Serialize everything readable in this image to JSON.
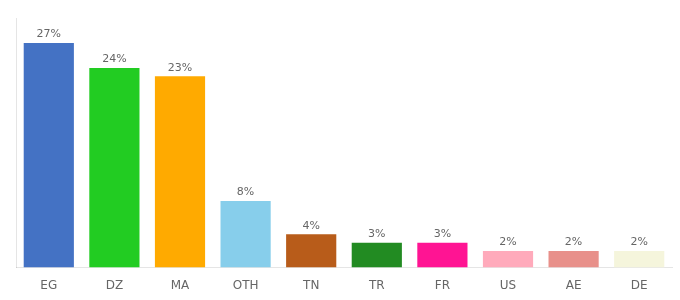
{
  "chart_data": {
    "type": "bar",
    "categories": [
      "EG",
      "DZ",
      "MA",
      "OTH",
      "TN",
      "TR",
      "FR",
      "US",
      "AE",
      "DE"
    ],
    "values": [
      27,
      24,
      23,
      8,
      4,
      3,
      3,
      2,
      2,
      2
    ],
    "value_labels": [
      "27%",
      "24%",
      "23%",
      "8%",
      "4%",
      "3%",
      "3%",
      "2%",
      "2%",
      "2%"
    ],
    "colors": [
      "#4472c4",
      "#22cc22",
      "#ffaa00",
      "#87ceeb",
      "#b85c1a",
      "#228b22",
      "#ff1493",
      "#ffaabb",
      "#e8908a",
      "#f5f5dc"
    ],
    "ylim": [
      0,
      30
    ],
    "data_labels": true,
    "tick_labels": "x",
    "grid": false
  }
}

What is being asked
Print each entry shown above with exact wording and no pictures.

Final result
Serialize everything readable in this image to JSON.
{
  "chart_data": {
    "type": "bar",
    "categories": [
      "EG",
      "DZ",
      "MA",
      "OTH",
      "TN",
      "TR",
      "FR",
      "US",
      "AE",
      "DE"
    ],
    "values": [
      27,
      24,
      23,
      8,
      4,
      3,
      3,
      2,
      2,
      2
    ],
    "value_labels": [
      "27%",
      "24%",
      "23%",
      "8%",
      "4%",
      "3%",
      "3%",
      "2%",
      "2%",
      "2%"
    ],
    "colors": [
      "#4472c4",
      "#22cc22",
      "#ffaa00",
      "#87ceeb",
      "#b85c1a",
      "#228b22",
      "#ff1493",
      "#ffaabb",
      "#e8908a",
      "#f5f5dc"
    ],
    "ylim": [
      0,
      30
    ],
    "data_labels": true,
    "tick_labels": "x",
    "grid": false
  }
}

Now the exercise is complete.